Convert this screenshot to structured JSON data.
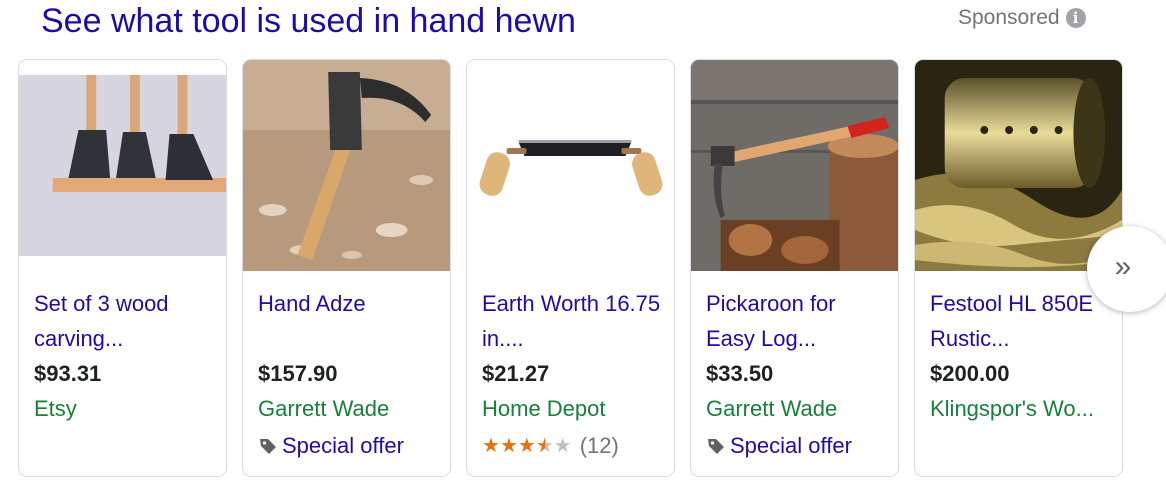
{
  "header": {
    "title": "See what tool is used in hand hewn",
    "sponsored_label": "Sponsored",
    "info_icon": "i"
  },
  "products": [
    {
      "title": "Set of 3 wood carving...",
      "price": "$93.31",
      "store": "Etsy",
      "extra_type": "none",
      "image": "three-carving-axes"
    },
    {
      "title": "Hand Adze",
      "price": "$157.90",
      "store": "Garrett Wade",
      "extra_type": "offer",
      "offer_text": "Special offer",
      "image": "adze-on-wood-chips"
    },
    {
      "title": "Earth Worth 16.75 in....",
      "price": "$21.27",
      "store": "Home Depot",
      "extra_type": "rating",
      "rating": 3.5,
      "rating_max": 5,
      "review_count": "(12)",
      "image": "drawknife"
    },
    {
      "title": "Pickaroon for Easy Log...",
      "price": "$33.50",
      "store": "Garrett Wade",
      "extra_type": "offer",
      "offer_text": "Special offer",
      "image": "pickaroon-on-log"
    },
    {
      "title": "Festool HL 850E Rustic...",
      "price": "$200.00",
      "store": "Klingspor's Wo...",
      "extra_type": "none",
      "image": "planer-drum"
    }
  ],
  "carousel": {
    "next_icon": "»"
  },
  "colors": {
    "link": "#1a0dab",
    "store": "#188038",
    "star": "#e8710a"
  }
}
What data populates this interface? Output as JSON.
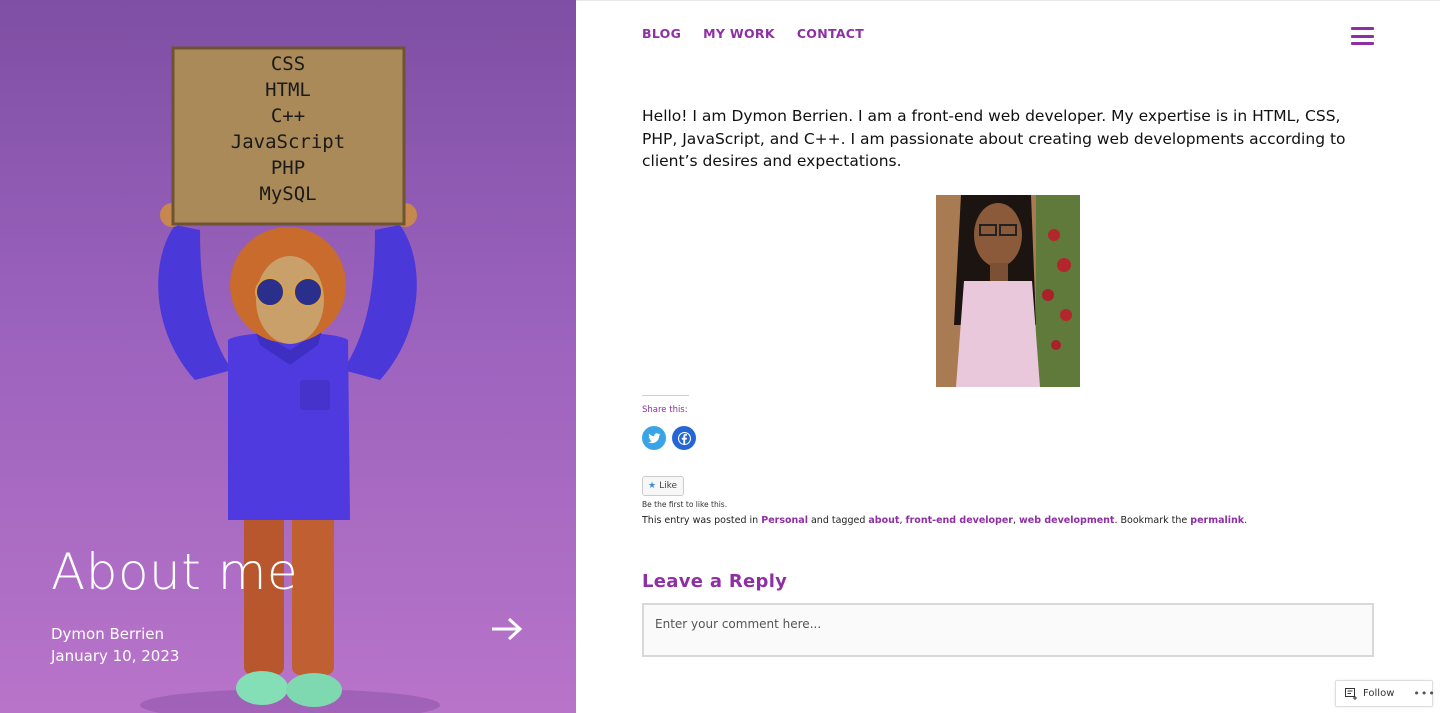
{
  "hero": {
    "title": "About me",
    "author": "Dymon Berrien",
    "date": "January 10, 2023",
    "sign_lines": [
      "CSS",
      "HTML",
      "C++",
      "JavaScript",
      "PHP",
      "MySQL"
    ]
  },
  "nav": {
    "items": [
      {
        "label": "BLOG"
      },
      {
        "label": "MY WORK"
      },
      {
        "label": "CONTACT"
      }
    ]
  },
  "post": {
    "intro": "Hello! I am Dymon Berrien. I am a front-end web developer. My expertise is in HTML, CSS, PHP, JavaScript, and C++. I am passionate about creating web developments according to client’s desires and expectations.",
    "share_label": "Share this:",
    "like_label": "Like",
    "like_note": "Be the first to like this.",
    "meta": {
      "prefix": "This entry was posted in",
      "category": "Personal",
      "tagged_text": "and tagged",
      "tags": [
        "about",
        "front-end developer",
        "web development"
      ],
      "bookmark_text": ". Bookmark the",
      "permalink": "permalink",
      "suffix": "."
    }
  },
  "reply": {
    "title": "Leave a Reply",
    "placeholder": "Enter your comment here..."
  },
  "follow": {
    "label": "Follow",
    "more": "•••"
  },
  "colors": {
    "accent": "#8e2fa4",
    "hero_top": "#7e4fa4",
    "hero_bottom": "#b874c9",
    "twitter": "#3aa5e6",
    "facebook": "#2566d7"
  }
}
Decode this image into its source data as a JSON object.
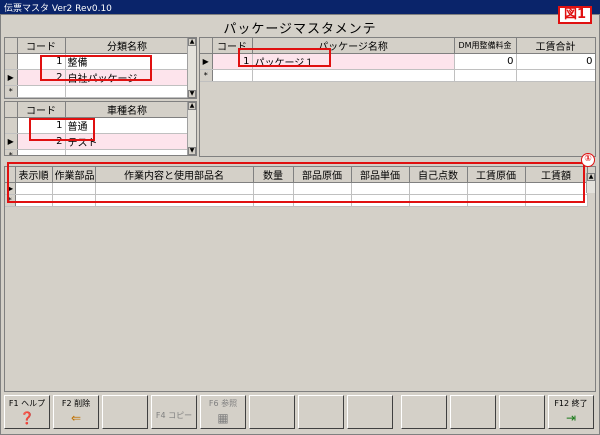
{
  "window": {
    "title": "伝票マスタ Ver2 Rev0.10"
  },
  "page_title": "パッケージマスタメンテ",
  "badge": "図1",
  "callout": "①",
  "category_grid": {
    "headers": [
      "コード",
      "分類名称"
    ],
    "rows": [
      {
        "marker": "",
        "code": "1",
        "name": "整備"
      },
      {
        "marker": "▶",
        "code": "2",
        "name": "自社パッケージ"
      },
      {
        "marker": "*",
        "code": "",
        "name": ""
      }
    ]
  },
  "vehicle_grid": {
    "headers": [
      "コード",
      "車種名称"
    ],
    "rows": [
      {
        "marker": "",
        "code": "1",
        "name": "普通"
      },
      {
        "marker": "▶",
        "code": "2",
        "name": "テスト"
      },
      {
        "marker": "*",
        "code": "",
        "name": ""
      }
    ]
  },
  "package_grid": {
    "headers": [
      "コード",
      "パッケージ名称",
      "DM用整備料金",
      "工賃合計"
    ],
    "rows": [
      {
        "marker": "▶",
        "code": "1",
        "name": "パッケージ１",
        "dm_fee": "0",
        "labor_total": "0"
      },
      {
        "marker": "*",
        "code": "",
        "name": "",
        "dm_fee": "",
        "labor_total": ""
      }
    ]
  },
  "detail_grid": {
    "headers": [
      "表示順",
      "作業部品",
      "作業内容と使用部品名",
      "数量",
      "部品原価",
      "部品単価",
      "自己点数",
      "工賃原価",
      "工賃額"
    ],
    "rows": [
      {
        "marker": "▶"
      },
      {
        "marker": "*"
      }
    ]
  },
  "function_keys": [
    {
      "label": "F1 ヘルプ",
      "icon": "help-icon",
      "glyph": "❓",
      "enabled": true
    },
    {
      "label": "F2 削除",
      "icon": "delete-icon",
      "glyph": "⇐",
      "enabled": true
    },
    {
      "label": "",
      "icon": "",
      "glyph": "",
      "enabled": false
    },
    {
      "label": "F4 コピー",
      "icon": "",
      "glyph": "",
      "enabled": false
    },
    {
      "label": "F6 参照",
      "icon": "reference-icon",
      "glyph": "▦",
      "enabled": false
    },
    {
      "label": "",
      "icon": "",
      "glyph": "",
      "enabled": false
    },
    {
      "label": "",
      "icon": "",
      "glyph": "",
      "enabled": false
    },
    {
      "label": "",
      "icon": "",
      "glyph": "",
      "enabled": false
    },
    {
      "label": "",
      "icon": "",
      "glyph": "",
      "enabled": false
    },
    {
      "label": "",
      "icon": "",
      "glyph": "",
      "enabled": false
    },
    {
      "label": "",
      "icon": "",
      "glyph": "",
      "enabled": false
    },
    {
      "label": "F12 終了",
      "icon": "exit-icon",
      "glyph": "⇥",
      "enabled": true
    }
  ],
  "colors": {
    "accent_red": "#e01010",
    "titlebar": "#0a246a",
    "row_highlight": "#fde4ec"
  }
}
───
What this task involves: Look through the entries above and list every line containing "price".

Written answer:
      "price": "$93.31",
      "price": "$157.90",
      "price": "$21.27",
      "price": "$33.50",
      "price": "$200.00",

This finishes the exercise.